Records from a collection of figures

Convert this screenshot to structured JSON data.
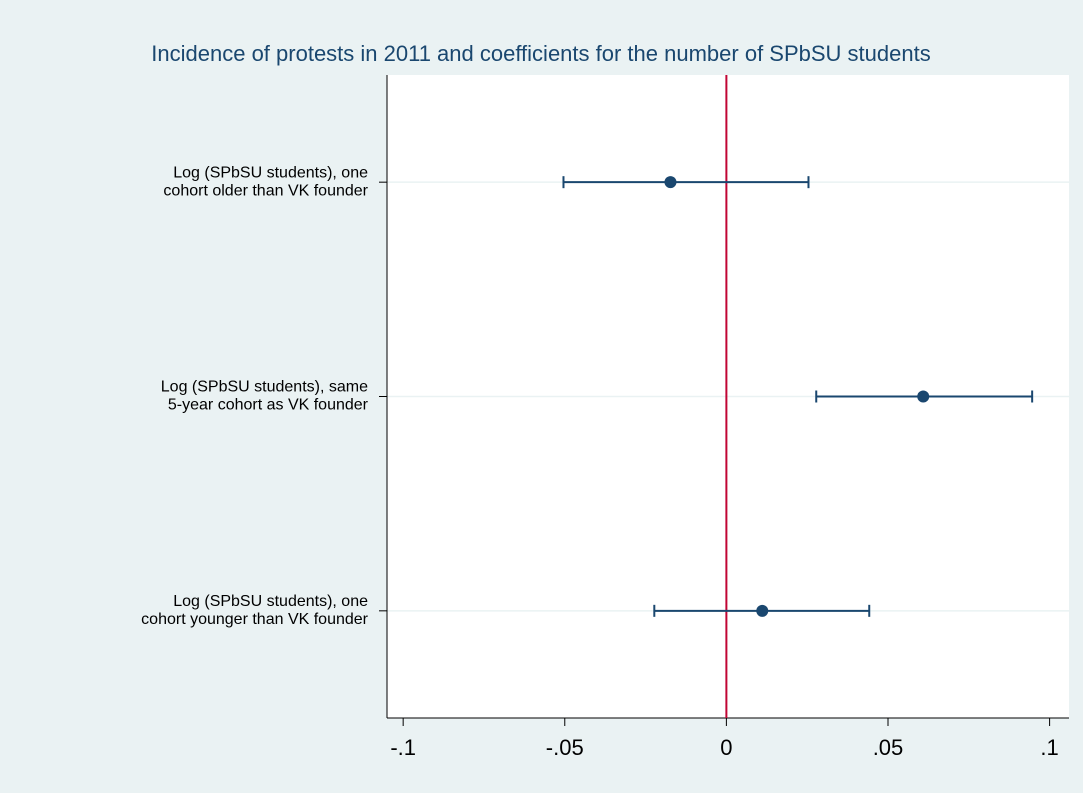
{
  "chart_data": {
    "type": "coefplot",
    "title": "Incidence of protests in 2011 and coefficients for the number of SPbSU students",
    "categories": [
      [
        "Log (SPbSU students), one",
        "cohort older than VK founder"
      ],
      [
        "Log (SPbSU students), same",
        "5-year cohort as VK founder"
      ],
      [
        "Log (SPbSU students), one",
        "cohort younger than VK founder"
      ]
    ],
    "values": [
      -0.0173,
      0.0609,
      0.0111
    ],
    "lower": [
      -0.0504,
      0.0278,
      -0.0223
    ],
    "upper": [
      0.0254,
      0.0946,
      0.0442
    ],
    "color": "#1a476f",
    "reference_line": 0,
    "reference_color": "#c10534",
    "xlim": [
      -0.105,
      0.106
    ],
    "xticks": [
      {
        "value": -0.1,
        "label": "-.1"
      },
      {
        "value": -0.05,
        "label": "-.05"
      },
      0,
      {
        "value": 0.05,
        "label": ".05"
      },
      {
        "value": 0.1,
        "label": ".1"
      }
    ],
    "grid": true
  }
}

Goal:
Repeat each entry exactly as it appears; skip any picture.

Solution for this exercise:
Convert this screenshot to structured JSON data.
{
  "chart_data": {
    "type": "coefplot",
    "title": "Incidence of protests in 2011 and coefficients for the number of SPbSU students",
    "categories": [
      [
        "Log (SPbSU students), one",
        "cohort older than VK founder"
      ],
      [
        "Log (SPbSU students), same",
        "5-year cohort as VK founder"
      ],
      [
        "Log (SPbSU students), one",
        "cohort younger than VK founder"
      ]
    ],
    "values": [
      -0.0173,
      0.0609,
      0.0111
    ],
    "lower": [
      -0.0504,
      0.0278,
      -0.0223
    ],
    "upper": [
      0.0254,
      0.0946,
      0.0442
    ],
    "color": "#1a476f",
    "reference_line": 0,
    "reference_color": "#c10534",
    "xlim": [
      -0.105,
      0.106
    ],
    "xticks": [
      {
        "value": -0.1,
        "label": "-.1"
      },
      {
        "value": -0.05,
        "label": "-.05"
      },
      0,
      {
        "value": 0.05,
        "label": ".05"
      },
      {
        "value": 0.1,
        "label": ".1"
      }
    ],
    "grid": true
  }
}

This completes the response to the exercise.